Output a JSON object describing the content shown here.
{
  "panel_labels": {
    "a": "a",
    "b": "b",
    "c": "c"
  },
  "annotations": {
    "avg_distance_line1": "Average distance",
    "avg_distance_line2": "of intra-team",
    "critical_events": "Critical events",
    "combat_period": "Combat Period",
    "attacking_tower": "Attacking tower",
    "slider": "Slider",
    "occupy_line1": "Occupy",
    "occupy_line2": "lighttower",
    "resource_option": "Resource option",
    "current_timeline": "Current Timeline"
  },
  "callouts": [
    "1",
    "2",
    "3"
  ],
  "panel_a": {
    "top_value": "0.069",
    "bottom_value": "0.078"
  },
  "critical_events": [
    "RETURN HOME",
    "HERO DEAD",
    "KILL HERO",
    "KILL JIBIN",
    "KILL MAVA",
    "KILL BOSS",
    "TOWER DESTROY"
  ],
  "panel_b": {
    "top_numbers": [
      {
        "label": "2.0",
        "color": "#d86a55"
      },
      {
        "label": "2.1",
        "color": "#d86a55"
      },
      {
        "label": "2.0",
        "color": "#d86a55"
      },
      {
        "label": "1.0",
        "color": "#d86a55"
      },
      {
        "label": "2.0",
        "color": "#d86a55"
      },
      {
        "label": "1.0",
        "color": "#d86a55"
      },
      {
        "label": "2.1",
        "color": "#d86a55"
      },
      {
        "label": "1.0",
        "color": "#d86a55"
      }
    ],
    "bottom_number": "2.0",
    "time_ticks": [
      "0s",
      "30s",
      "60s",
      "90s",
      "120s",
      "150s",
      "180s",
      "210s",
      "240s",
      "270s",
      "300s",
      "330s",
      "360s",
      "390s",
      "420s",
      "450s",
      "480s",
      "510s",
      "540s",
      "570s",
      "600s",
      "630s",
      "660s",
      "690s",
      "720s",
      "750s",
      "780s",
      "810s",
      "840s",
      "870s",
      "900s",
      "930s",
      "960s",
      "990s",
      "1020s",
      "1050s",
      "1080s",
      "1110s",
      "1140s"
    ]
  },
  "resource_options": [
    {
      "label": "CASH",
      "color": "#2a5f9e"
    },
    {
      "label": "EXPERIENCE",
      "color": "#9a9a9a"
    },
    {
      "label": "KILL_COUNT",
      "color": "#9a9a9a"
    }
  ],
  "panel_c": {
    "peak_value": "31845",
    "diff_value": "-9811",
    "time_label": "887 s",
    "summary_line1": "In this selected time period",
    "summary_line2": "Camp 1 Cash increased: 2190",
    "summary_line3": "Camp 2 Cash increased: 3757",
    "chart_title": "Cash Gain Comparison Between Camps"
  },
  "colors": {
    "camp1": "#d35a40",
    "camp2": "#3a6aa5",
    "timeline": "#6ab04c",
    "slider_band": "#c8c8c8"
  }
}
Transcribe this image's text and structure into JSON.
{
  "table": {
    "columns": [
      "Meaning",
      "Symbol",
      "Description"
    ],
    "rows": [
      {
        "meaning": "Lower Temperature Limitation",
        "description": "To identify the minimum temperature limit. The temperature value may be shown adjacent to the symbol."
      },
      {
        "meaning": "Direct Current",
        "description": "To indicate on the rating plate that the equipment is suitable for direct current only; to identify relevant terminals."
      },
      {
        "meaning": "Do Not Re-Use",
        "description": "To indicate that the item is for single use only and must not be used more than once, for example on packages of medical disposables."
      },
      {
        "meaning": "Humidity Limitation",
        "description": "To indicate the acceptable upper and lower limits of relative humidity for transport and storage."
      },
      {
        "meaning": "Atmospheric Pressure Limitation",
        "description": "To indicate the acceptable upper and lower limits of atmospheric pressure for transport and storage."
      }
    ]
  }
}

....

Instructions for the task
Locate all lines that include the word "this" and copy them out.

Final result
    "summary_line1": "In this selected time period",
Transcribe this image's text and structure into JSON.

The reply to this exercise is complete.